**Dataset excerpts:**

____

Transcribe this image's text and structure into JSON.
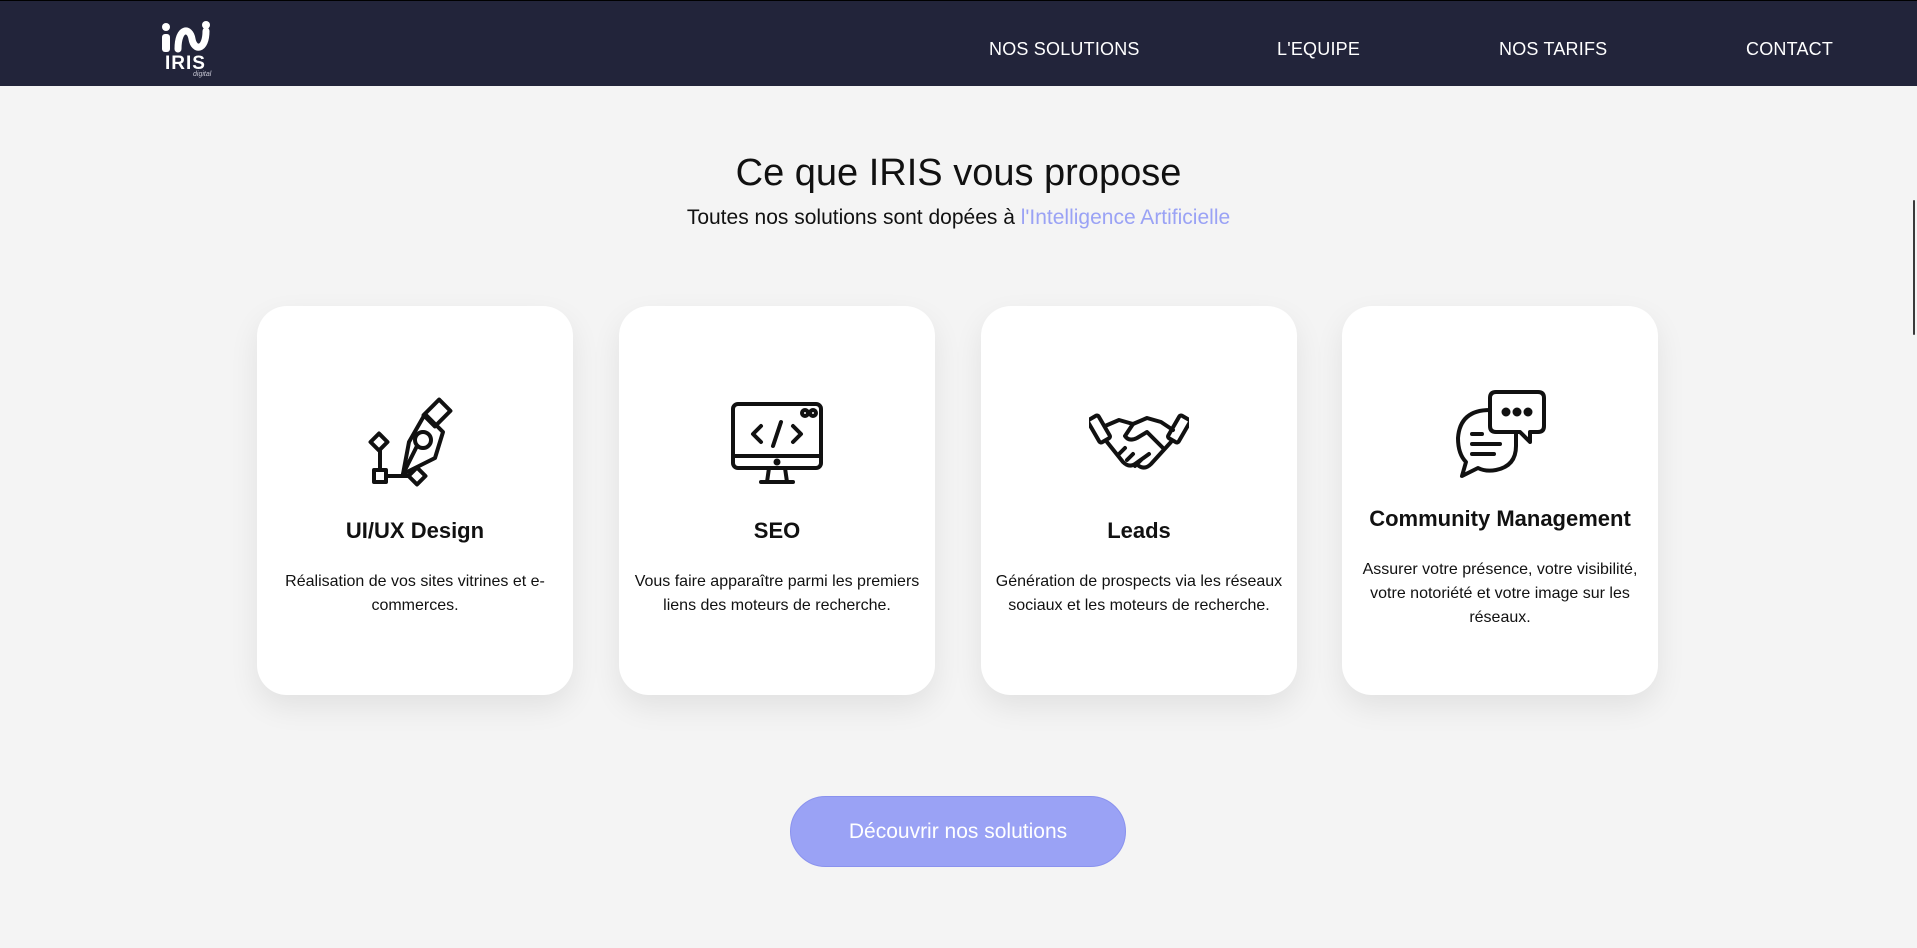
{
  "brand": {
    "name": "IRIS",
    "tagline": "digital"
  },
  "nav": {
    "items": [
      {
        "label": "NOS SOLUTIONS"
      },
      {
        "label": "L'EQUIPE"
      },
      {
        "label": "NOS TARIFS"
      },
      {
        "label": "CONTACT"
      }
    ]
  },
  "section": {
    "title": "Ce que IRIS vous propose",
    "subtitle_prefix": "Toutes nos solutions sont dopées à ",
    "subtitle_highlight": "l'Intelligence Artificielle"
  },
  "cards": [
    {
      "icon": "pen-tool-icon",
      "title": "UI/UX Design",
      "description": "Réalisation de vos sites vitrines et e-commerces."
    },
    {
      "icon": "monitor-code-icon",
      "title": "SEO",
      "description": "Vous faire apparaître parmi les premiers liens des moteurs de recherche."
    },
    {
      "icon": "handshake-icon",
      "title": "Leads",
      "description": "Génération de prospects via les réseaux sociaux et les moteurs de recherche."
    },
    {
      "icon": "chat-bubbles-icon",
      "title": "Community Management",
      "description": "Assurer votre présence, votre visibilité, votre notoriété et votre image sur les réseaux."
    }
  ],
  "cta": {
    "label": "Découvrir nos solutions"
  },
  "colors": {
    "navbar": "#22243a",
    "accent": "#9aa2f5",
    "background": "#f4f4f4"
  }
}
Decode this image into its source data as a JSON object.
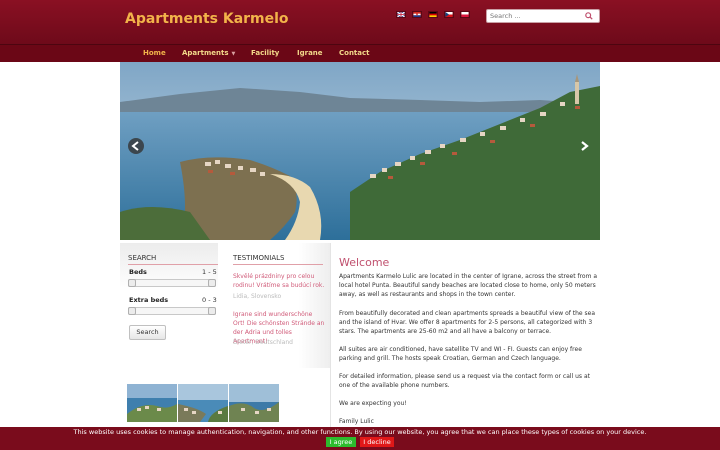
{
  "header": {
    "brand": "Apartments Karmelo",
    "search_placeholder": "Search ...",
    "languages": [
      "english-flag",
      "croatian-flag",
      "german-flag",
      "czech-flag",
      "polish-flag"
    ]
  },
  "nav": {
    "items": [
      {
        "label": "Home"
      },
      {
        "label": "Apartments"
      },
      {
        "label": "Facility"
      },
      {
        "label": "Igrane"
      },
      {
        "label": "Contact"
      }
    ]
  },
  "search": {
    "title": "SEARCH",
    "beds_label": "Beds",
    "beds_range": "1 - 5",
    "extra_label": "Extra beds",
    "extra_range": "0 - 3",
    "button": "Search"
  },
  "testimonials": {
    "title": "TESTIMONIALS",
    "items": [
      {
        "text": "Skvělé prázdniny pro celou rodinu! Vrátíme sa budúcí rok.",
        "author": "Lidia, Slovensko"
      },
      {
        "text": "Igrane sind wunderschöne Ort! Die schönsten Strände an der Adria und tolles Apartment!",
        "author": "Dieter, Deutschland"
      }
    ]
  },
  "main": {
    "title": "Welcome",
    "paragraphs": [
      "Apartments Karmelo Lulic are located in the center of Igrane, across the street from a local hotel Punta. Beautiful sandy beaches are located close to home, only 50 meters away, as well as restaurants and shops in the town center.",
      "From beautifully decorated and clean apartments spreads a beautiful view of the sea and the island of Hvar. We offer 8 apartments for 2-5 persons, all categorized with 3 stars. The apartments are 25-60 m2 and all have a balcony or terrace.",
      "All suites are air conditioned, have satellite TV and WI - FI. Guests can enjoy free parking and grill. The hosts speak Croatian, German and Czech language.",
      "For detailed information, please send us a request via the contact form or call us at one of the available phone numbers.",
      "We are expecting you!",
      "Family Lulic"
    ]
  },
  "cookie": {
    "text": "This website uses cookies to manage authentication, navigation, and other functions. By using our website, you agree that we can place these types of cookies on your device.",
    "agree": "I agree",
    "decline": "I decline"
  },
  "colors": {
    "header": "#7a0c1c",
    "brand": "#f2b34a",
    "accent": "#c0506e"
  }
}
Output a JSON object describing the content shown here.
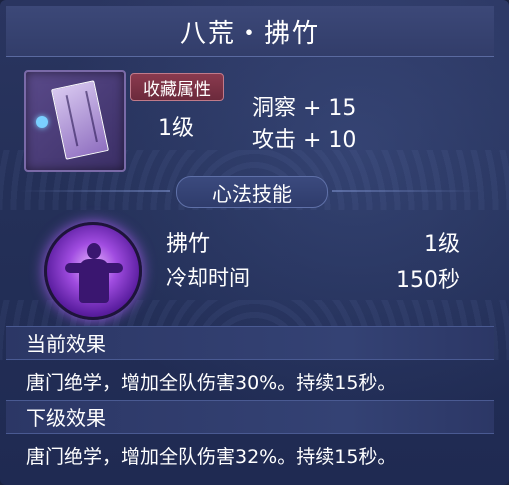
{
  "title": "八荒・拂竹",
  "item": {
    "icon": "book-scroll-icon",
    "badge_label": "收藏属性",
    "level": "1级",
    "attributes": [
      "洞察 + 15",
      "攻击 + 10"
    ]
  },
  "skill_section": {
    "header": "心法技能",
    "icon": "meditating-figure-icon",
    "name": "拂竹",
    "level": "1级",
    "cooldown_label": "冷却时间",
    "cooldown_value": "150秒"
  },
  "current_effect": {
    "header": "当前效果",
    "text": "唐门绝学，增加全队伤害30%。持续15秒。"
  },
  "next_effect": {
    "header": "下级效果",
    "text": "唐门绝学，增加全队伤害32%。持续15秒。"
  },
  "colors": {
    "background": "#243058",
    "badge": "#7a3446",
    "skill_glow": "#a04ce0"
  }
}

____

**Given request:** Pull out each line containing the word "background" and copy it.

**Written response:**
    "background": "#f4f4f4"
    "background": "#243058",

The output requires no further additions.